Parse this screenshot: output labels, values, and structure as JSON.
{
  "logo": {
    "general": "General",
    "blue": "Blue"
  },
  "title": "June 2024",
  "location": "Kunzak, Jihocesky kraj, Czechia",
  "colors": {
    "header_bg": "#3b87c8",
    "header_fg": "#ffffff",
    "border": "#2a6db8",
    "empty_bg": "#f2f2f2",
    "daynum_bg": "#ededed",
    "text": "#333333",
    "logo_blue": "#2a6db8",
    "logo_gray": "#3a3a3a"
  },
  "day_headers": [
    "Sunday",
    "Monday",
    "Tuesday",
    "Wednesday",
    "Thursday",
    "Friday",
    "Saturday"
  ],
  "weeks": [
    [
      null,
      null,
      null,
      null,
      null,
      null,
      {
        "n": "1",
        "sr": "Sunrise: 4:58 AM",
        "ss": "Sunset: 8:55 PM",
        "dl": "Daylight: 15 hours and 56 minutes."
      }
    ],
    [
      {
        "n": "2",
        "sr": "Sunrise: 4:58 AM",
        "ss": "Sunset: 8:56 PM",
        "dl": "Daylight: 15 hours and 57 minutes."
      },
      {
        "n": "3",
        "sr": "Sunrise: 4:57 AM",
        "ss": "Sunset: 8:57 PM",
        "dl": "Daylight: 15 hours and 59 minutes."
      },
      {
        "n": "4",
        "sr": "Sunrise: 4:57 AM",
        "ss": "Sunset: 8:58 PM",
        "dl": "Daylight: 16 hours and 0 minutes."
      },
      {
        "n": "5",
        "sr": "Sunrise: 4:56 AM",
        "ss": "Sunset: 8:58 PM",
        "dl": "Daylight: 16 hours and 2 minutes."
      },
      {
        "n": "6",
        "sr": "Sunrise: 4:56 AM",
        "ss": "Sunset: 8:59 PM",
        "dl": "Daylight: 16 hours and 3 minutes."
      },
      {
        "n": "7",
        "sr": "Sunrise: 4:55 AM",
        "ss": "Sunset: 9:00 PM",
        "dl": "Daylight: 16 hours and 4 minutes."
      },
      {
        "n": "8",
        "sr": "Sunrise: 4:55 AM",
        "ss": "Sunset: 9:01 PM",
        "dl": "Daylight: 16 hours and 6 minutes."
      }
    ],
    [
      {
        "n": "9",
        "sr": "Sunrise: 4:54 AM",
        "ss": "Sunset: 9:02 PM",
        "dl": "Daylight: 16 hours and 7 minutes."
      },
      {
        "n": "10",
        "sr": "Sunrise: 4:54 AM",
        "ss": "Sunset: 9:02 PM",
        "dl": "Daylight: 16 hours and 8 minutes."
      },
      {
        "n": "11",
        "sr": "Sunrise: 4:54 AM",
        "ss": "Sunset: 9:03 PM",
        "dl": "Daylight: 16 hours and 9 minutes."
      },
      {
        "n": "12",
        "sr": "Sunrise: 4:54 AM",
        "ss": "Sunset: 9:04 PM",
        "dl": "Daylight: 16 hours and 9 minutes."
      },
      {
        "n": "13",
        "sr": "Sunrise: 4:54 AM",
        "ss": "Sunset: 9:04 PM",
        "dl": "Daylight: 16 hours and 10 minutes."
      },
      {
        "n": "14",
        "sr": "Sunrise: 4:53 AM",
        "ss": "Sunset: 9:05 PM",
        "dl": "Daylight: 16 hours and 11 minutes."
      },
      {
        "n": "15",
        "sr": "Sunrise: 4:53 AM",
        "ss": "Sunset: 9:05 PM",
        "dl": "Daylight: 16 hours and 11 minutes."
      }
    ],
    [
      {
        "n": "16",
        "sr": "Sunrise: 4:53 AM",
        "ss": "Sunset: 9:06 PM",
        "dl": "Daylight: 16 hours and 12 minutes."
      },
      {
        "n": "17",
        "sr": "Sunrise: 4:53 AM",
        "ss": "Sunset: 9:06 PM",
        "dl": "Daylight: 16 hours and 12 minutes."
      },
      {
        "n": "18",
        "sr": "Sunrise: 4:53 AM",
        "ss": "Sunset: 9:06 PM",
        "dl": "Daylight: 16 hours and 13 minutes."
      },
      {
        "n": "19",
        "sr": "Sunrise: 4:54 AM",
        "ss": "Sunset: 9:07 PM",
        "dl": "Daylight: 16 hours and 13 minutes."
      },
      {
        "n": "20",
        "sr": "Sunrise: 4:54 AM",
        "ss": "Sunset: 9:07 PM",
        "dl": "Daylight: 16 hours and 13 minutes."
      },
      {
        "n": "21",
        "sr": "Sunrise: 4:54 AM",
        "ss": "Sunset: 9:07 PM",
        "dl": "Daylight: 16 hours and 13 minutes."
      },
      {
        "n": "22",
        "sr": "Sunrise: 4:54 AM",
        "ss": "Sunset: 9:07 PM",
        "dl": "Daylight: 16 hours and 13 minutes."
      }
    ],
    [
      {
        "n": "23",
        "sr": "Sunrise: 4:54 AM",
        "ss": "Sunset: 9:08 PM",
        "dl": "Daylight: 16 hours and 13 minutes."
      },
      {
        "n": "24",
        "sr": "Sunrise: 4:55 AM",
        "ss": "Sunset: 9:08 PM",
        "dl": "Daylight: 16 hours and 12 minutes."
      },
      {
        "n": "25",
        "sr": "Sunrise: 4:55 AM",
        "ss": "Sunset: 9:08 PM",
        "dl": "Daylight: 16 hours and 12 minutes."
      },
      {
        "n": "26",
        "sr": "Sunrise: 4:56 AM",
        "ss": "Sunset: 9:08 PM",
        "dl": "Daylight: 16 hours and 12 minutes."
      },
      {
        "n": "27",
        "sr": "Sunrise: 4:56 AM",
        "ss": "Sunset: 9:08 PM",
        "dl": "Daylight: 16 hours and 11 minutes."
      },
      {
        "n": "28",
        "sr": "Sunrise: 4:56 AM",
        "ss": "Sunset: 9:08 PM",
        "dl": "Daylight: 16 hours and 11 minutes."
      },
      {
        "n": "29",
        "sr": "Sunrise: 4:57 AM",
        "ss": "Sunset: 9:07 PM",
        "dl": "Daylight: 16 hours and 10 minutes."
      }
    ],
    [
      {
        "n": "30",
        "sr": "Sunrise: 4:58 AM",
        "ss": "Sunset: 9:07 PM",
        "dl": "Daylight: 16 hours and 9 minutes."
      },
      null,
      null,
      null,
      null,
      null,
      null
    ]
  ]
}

▶ _What you need to do_
Return every entry exactly as given.

▶ _Response for this exercise_
Parse this screenshot: output labels, values, and structure as JSON.
{
  "logo": {
    "general": "General",
    "blue": "Blue"
  },
  "title": "June 2024",
  "location": "Kunzak, Jihocesky kraj, Czechia",
  "colors": {
    "header_bg": "#3b87c8",
    "header_fg": "#ffffff",
    "border": "#2a6db8",
    "empty_bg": "#f2f2f2",
    "daynum_bg": "#ededed",
    "text": "#333333",
    "logo_blue": "#2a6db8",
    "logo_gray": "#3a3a3a"
  },
  "day_headers": [
    "Sunday",
    "Monday",
    "Tuesday",
    "Wednesday",
    "Thursday",
    "Friday",
    "Saturday"
  ],
  "weeks": [
    [
      null,
      null,
      null,
      null,
      null,
      null,
      {
        "n": "1",
        "sr": "Sunrise: 4:58 AM",
        "ss": "Sunset: 8:55 PM",
        "dl": "Daylight: 15 hours and 56 minutes."
      }
    ],
    [
      {
        "n": "2",
        "sr": "Sunrise: 4:58 AM",
        "ss": "Sunset: 8:56 PM",
        "dl": "Daylight: 15 hours and 57 minutes."
      },
      {
        "n": "3",
        "sr": "Sunrise: 4:57 AM",
        "ss": "Sunset: 8:57 PM",
        "dl": "Daylight: 15 hours and 59 minutes."
      },
      {
        "n": "4",
        "sr": "Sunrise: 4:57 AM",
        "ss": "Sunset: 8:58 PM",
        "dl": "Daylight: 16 hours and 0 minutes."
      },
      {
        "n": "5",
        "sr": "Sunrise: 4:56 AM",
        "ss": "Sunset: 8:58 PM",
        "dl": "Daylight: 16 hours and 2 minutes."
      },
      {
        "n": "6",
        "sr": "Sunrise: 4:56 AM",
        "ss": "Sunset: 8:59 PM",
        "dl": "Daylight: 16 hours and 3 minutes."
      },
      {
        "n": "7",
        "sr": "Sunrise: 4:55 AM",
        "ss": "Sunset: 9:00 PM",
        "dl": "Daylight: 16 hours and 4 minutes."
      },
      {
        "n": "8",
        "sr": "Sunrise: 4:55 AM",
        "ss": "Sunset: 9:01 PM",
        "dl": "Daylight: 16 hours and 6 minutes."
      }
    ],
    [
      {
        "n": "9",
        "sr": "Sunrise: 4:54 AM",
        "ss": "Sunset: 9:02 PM",
        "dl": "Daylight: 16 hours and 7 minutes."
      },
      {
        "n": "10",
        "sr": "Sunrise: 4:54 AM",
        "ss": "Sunset: 9:02 PM",
        "dl": "Daylight: 16 hours and 8 minutes."
      },
      {
        "n": "11",
        "sr": "Sunrise: 4:54 AM",
        "ss": "Sunset: 9:03 PM",
        "dl": "Daylight: 16 hours and 9 minutes."
      },
      {
        "n": "12",
        "sr": "Sunrise: 4:54 AM",
        "ss": "Sunset: 9:04 PM",
        "dl": "Daylight: 16 hours and 9 minutes."
      },
      {
        "n": "13",
        "sr": "Sunrise: 4:54 AM",
        "ss": "Sunset: 9:04 PM",
        "dl": "Daylight: 16 hours and 10 minutes."
      },
      {
        "n": "14",
        "sr": "Sunrise: 4:53 AM",
        "ss": "Sunset: 9:05 PM",
        "dl": "Daylight: 16 hours and 11 minutes."
      },
      {
        "n": "15",
        "sr": "Sunrise: 4:53 AM",
        "ss": "Sunset: 9:05 PM",
        "dl": "Daylight: 16 hours and 11 minutes."
      }
    ],
    [
      {
        "n": "16",
        "sr": "Sunrise: 4:53 AM",
        "ss": "Sunset: 9:06 PM",
        "dl": "Daylight: 16 hours and 12 minutes."
      },
      {
        "n": "17",
        "sr": "Sunrise: 4:53 AM",
        "ss": "Sunset: 9:06 PM",
        "dl": "Daylight: 16 hours and 12 minutes."
      },
      {
        "n": "18",
        "sr": "Sunrise: 4:53 AM",
        "ss": "Sunset: 9:06 PM",
        "dl": "Daylight: 16 hours and 13 minutes."
      },
      {
        "n": "19",
        "sr": "Sunrise: 4:54 AM",
        "ss": "Sunset: 9:07 PM",
        "dl": "Daylight: 16 hours and 13 minutes."
      },
      {
        "n": "20",
        "sr": "Sunrise: 4:54 AM",
        "ss": "Sunset: 9:07 PM",
        "dl": "Daylight: 16 hours and 13 minutes."
      },
      {
        "n": "21",
        "sr": "Sunrise: 4:54 AM",
        "ss": "Sunset: 9:07 PM",
        "dl": "Daylight: 16 hours and 13 minutes."
      },
      {
        "n": "22",
        "sr": "Sunrise: 4:54 AM",
        "ss": "Sunset: 9:07 PM",
        "dl": "Daylight: 16 hours and 13 minutes."
      }
    ],
    [
      {
        "n": "23",
        "sr": "Sunrise: 4:54 AM",
        "ss": "Sunset: 9:08 PM",
        "dl": "Daylight: 16 hours and 13 minutes."
      },
      {
        "n": "24",
        "sr": "Sunrise: 4:55 AM",
        "ss": "Sunset: 9:08 PM",
        "dl": "Daylight: 16 hours and 12 minutes."
      },
      {
        "n": "25",
        "sr": "Sunrise: 4:55 AM",
        "ss": "Sunset: 9:08 PM",
        "dl": "Daylight: 16 hours and 12 minutes."
      },
      {
        "n": "26",
        "sr": "Sunrise: 4:56 AM",
        "ss": "Sunset: 9:08 PM",
        "dl": "Daylight: 16 hours and 12 minutes."
      },
      {
        "n": "27",
        "sr": "Sunrise: 4:56 AM",
        "ss": "Sunset: 9:08 PM",
        "dl": "Daylight: 16 hours and 11 minutes."
      },
      {
        "n": "28",
        "sr": "Sunrise: 4:56 AM",
        "ss": "Sunset: 9:08 PM",
        "dl": "Daylight: 16 hours and 11 minutes."
      },
      {
        "n": "29",
        "sr": "Sunrise: 4:57 AM",
        "ss": "Sunset: 9:07 PM",
        "dl": "Daylight: 16 hours and 10 minutes."
      }
    ],
    [
      {
        "n": "30",
        "sr": "Sunrise: 4:58 AM",
        "ss": "Sunset: 9:07 PM",
        "dl": "Daylight: 16 hours and 9 minutes."
      },
      null,
      null,
      null,
      null,
      null,
      null
    ]
  ]
}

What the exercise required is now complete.